» Requirements
Copy out all of the data below with no alterations.

» Dataset records
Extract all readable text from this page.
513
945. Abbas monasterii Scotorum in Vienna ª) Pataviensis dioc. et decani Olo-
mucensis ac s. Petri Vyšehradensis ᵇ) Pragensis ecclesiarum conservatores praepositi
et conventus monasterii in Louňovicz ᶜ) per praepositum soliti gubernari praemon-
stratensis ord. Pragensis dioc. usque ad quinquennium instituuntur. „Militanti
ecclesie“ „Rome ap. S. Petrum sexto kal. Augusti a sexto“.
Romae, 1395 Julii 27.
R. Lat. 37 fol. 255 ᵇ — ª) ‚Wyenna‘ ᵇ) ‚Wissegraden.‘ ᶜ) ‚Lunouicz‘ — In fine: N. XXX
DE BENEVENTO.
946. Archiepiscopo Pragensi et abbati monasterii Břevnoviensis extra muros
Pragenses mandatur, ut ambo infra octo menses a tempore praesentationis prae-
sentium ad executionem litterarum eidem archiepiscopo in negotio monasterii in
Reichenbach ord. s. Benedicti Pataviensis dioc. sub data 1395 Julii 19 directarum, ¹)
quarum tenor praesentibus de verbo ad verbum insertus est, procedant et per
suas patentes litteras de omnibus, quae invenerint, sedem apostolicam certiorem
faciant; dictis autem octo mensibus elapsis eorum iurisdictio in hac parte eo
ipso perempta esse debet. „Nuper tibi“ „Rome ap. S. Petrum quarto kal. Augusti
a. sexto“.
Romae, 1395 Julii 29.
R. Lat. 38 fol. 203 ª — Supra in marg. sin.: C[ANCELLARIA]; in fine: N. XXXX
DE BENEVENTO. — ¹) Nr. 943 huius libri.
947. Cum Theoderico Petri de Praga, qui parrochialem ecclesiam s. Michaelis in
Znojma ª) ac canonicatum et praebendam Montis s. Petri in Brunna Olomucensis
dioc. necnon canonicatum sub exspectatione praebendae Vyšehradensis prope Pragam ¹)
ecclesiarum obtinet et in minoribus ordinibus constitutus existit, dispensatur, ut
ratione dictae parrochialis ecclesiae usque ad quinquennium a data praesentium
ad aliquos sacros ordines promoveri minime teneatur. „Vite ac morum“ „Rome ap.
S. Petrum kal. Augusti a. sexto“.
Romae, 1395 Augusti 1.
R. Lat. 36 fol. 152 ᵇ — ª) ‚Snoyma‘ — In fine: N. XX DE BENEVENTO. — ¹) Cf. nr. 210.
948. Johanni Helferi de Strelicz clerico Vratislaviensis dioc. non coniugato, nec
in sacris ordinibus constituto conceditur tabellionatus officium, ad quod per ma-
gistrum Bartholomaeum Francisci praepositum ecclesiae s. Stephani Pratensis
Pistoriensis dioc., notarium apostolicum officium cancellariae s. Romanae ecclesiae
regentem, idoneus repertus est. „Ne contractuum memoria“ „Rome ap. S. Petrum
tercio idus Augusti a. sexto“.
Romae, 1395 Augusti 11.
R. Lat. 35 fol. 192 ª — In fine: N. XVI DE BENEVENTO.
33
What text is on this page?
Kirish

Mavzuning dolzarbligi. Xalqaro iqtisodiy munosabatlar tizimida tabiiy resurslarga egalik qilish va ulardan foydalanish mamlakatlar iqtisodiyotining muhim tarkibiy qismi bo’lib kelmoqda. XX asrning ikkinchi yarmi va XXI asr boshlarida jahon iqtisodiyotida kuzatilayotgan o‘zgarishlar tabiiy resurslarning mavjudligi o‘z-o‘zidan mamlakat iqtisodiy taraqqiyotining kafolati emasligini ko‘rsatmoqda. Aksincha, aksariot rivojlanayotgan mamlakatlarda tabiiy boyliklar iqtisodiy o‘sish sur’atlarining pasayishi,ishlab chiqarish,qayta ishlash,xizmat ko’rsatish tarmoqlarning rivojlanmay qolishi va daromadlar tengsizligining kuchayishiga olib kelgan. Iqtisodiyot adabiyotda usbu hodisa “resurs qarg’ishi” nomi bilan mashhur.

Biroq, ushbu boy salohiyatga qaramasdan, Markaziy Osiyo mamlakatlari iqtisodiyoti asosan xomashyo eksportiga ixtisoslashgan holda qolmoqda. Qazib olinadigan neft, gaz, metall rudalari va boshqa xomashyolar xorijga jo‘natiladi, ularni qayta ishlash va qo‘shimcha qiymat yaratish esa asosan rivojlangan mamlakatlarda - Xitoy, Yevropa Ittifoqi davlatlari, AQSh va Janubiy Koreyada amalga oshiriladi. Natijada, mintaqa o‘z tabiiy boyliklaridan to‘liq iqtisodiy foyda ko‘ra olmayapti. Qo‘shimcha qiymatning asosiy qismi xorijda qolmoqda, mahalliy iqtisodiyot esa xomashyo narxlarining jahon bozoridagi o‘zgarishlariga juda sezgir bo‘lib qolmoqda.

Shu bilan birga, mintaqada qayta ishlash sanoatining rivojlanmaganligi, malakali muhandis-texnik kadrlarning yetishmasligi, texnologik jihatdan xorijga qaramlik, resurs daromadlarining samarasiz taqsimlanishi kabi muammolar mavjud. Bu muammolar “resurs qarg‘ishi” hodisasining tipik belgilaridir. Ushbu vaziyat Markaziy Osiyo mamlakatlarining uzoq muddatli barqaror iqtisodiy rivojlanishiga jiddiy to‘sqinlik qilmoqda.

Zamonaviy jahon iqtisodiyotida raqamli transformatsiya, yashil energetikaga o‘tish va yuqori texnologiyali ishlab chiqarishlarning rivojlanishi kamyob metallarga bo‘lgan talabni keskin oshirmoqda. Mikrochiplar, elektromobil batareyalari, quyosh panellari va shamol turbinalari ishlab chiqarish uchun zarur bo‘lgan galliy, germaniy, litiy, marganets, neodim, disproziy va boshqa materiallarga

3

» Final answer
Extract all readable text from this page.
513
945. Abbas monasterii Scotorum in Vienna ª) Pataviensis dioc. et decani Olo-
mucensis ac s. Petri Vyšehradensis ᵇ) Pragensis ecclesiarum conservatores praepositi
et conventus monasterii in Louňovicz ᶜ) per praepositum soliti gubernari praemon-
stratensis ord. Pragensis dioc. usque ad quinquennium instituuntur. „Militanti
ecclesie“ „Rome ap. S. Petrum sexto kal. Augusti a sexto“.
Romae, 1395 Julii 27.
R. Lat. 37 fol. 255 ᵇ — ª) ‚Wyenna‘ ᵇ) ‚Wissegraden.‘ ᶜ) ‚Lunouicz‘ — In fine: N. XXX
DE BENEVENTO.
946. Archiepiscopo Pragensi et abbati monasterii Břevnoviensis extra muros
Pragenses mandatur, ut ambo infra octo menses a tempore praesentationis prae-
sentium ad executionem litterarum eidem archiepiscopo in negotio monasterii in
Reichenbach ord. s. Benedicti Pataviensis dioc. sub data 1395 Julii 19 directarum, ¹)
quarum tenor praesentibus de verbo ad verbum insertus est, procedant et per
suas patentes litteras de omnibus, quae invenerint, sedem apostolicam certiorem
faciant; dictis autem octo mensibus elapsis eorum iurisdictio in hac parte eo
ipso perempta esse debet. „Nuper tibi“ „Rome ap. S. Petrum quarto kal. Augusti
a. sexto“.
Romae, 1395 Julii 29.
R. Lat. 38 fol. 203 ª — Supra in marg. sin.: C[ANCELLARIA]; in fine: N. XXXX
DE BENEVENTO. — ¹) Nr. 943 huius libri.
947. Cum Theoderico Petri de Praga, qui parrochialem ecclesiam s. Michaelis in
Znojma ª) ac canonicatum et praebendam Montis s. Petri in Brunna Olomucensis
dioc. necnon canonicatum sub exspectatione praebendae Vyšehradensis prope Pragam ¹)
ecclesiarum obtinet et in minoribus ordinibus constitutus existit, dispensatur, ut
ratione dictae parrochialis ecclesiae usque ad quinquennium a data praesentium
ad aliquos sacros ordines promoveri minime teneatur. „Vite ac morum“ „Rome ap.
S. Petrum kal. Augusti a. sexto“.
Romae, 1395 Augusti 1.
R. Lat. 36 fol. 152 ᵇ — ª) ‚Snoyma‘ — In fine: N. XX DE BENEVENTO. — ¹) Cf. nr. 210.
948. Johanni Helferi de Strelicz clerico Vratislaviensis dioc. non coniugato, nec
in sacris ordinibus constituto conceditur tabellionatus officium, ad quod per ma-
gistrum Bartholomaeum Francisci praepositum ecclesiae s. Stephani Pratensis
Pistoriensis dioc., notarium apostolicum officium cancellariae s. Romanae ecclesiae
regentem, idoneus repertus est. „Ne contractuum memoria“ „Rome ap. S. Petrum
tercio idus Augusti a. sexto“.
Romae, 1395 Augusti 11.
R. Lat. 35 fol. 192 ª — In fine: N. XVI DE BENEVENTO.
33
What text is on this page?
Kirish

Mavzuning dolzarbligi. Xalqaro iqtisodiy munosabatlar tizimida tabiiy resurslarga egalik qilish va ulardan foydalanish mamlakatlar iqtisodiyotining muhim tarkibiy qismi bo’lib kelmoqda. XX asrning ikkinchi yarmi va XXI asr boshlarida jahon iqtisodiyotida kuzatilayotgan o‘zgarishlar tabiiy resurslarning mavjudligi o‘z-o‘zidan mamlakat iqtisodiy taraqqiyotining kafolati emasligini ko‘rsatmoqda. Aksincha, aksariot rivojlanayotgan mamlakatlarda tabiiy boyliklar iqtisodiy o‘sish sur’atlarining pasayishi,ishlab chiqarish,qayta ishlash,xizmat ko’rsatish tarmoqlarning rivojlanmay qolishi va daromadlar tengsizligining kuchayishiga olib kelgan. Iqtisodiyot adabiyotda usbu hodisa “resurs qarg’ishi” nomi bilan mashhur.

Biroq, ushbu boy salohiyatga qaramasdan, Markaziy Osiyo mamlakatlari iqtisodiyoti asosan xomashyo eksportiga ixtisoslashgan holda qolmoqda. Qazib olinadigan neft, gaz, metall rudalari va boshqa xomashyolar xorijga jo‘natiladi, ularni qayta ishlash va qo‘shimcha qiymat yaratish esa asosan rivojlangan mamlakatlarda - Xitoy, Yevropa Ittifoqi davlatlari, AQSh va Janubiy Koreyada amalga oshiriladi. Natijada, mintaqa o‘z tabiiy boyliklaridan to‘liq iqtisodiy foyda ko‘ra olmayapti. Qo‘shimcha qiymatning asosiy qismi xorijda qolmoqda, mahalliy iqtisodiyot esa xomashyo narxlarining jahon bozoridagi o‘zgarishlariga juda sezgir bo‘lib qolmoqda.

Shu bilan birga, mintaqada qayta ishlash sanoatining rivojlanmaganligi, malakali muhandis-texnik kadrlarning yetishmasligi, texnologik jihatdan xorijga qaramlik, resurs daromadlarining samarasiz taqsimlanishi kabi muammolar mavjud. Bu muammolar “resurs qarg‘ishi” hodisasining tipik belgilaridir. Ushbu vaziyat Markaziy Osiyo mamlakatlarining uzoq muddatli barqaror iqtisodiy rivojlanishiga jiddiy to‘sqinlik qilmoqda.

Zamonaviy jahon iqtisodiyotida raqamli transformatsiya, yashil energetikaga o‘tish va yuqori texnologiyali ishlab chiqarishlarning rivojlanishi kamyob metallarga bo‘lgan talabni keskin oshirmoqda. Mikrochiplar, elektromobil batareyalari, quyosh panellari va shamol turbinalari ishlab chiqarish uchun zarur bo‘lgan galliy, germaniy, litiy, marganets, neodim, disproziy va boshqa materiallarga

3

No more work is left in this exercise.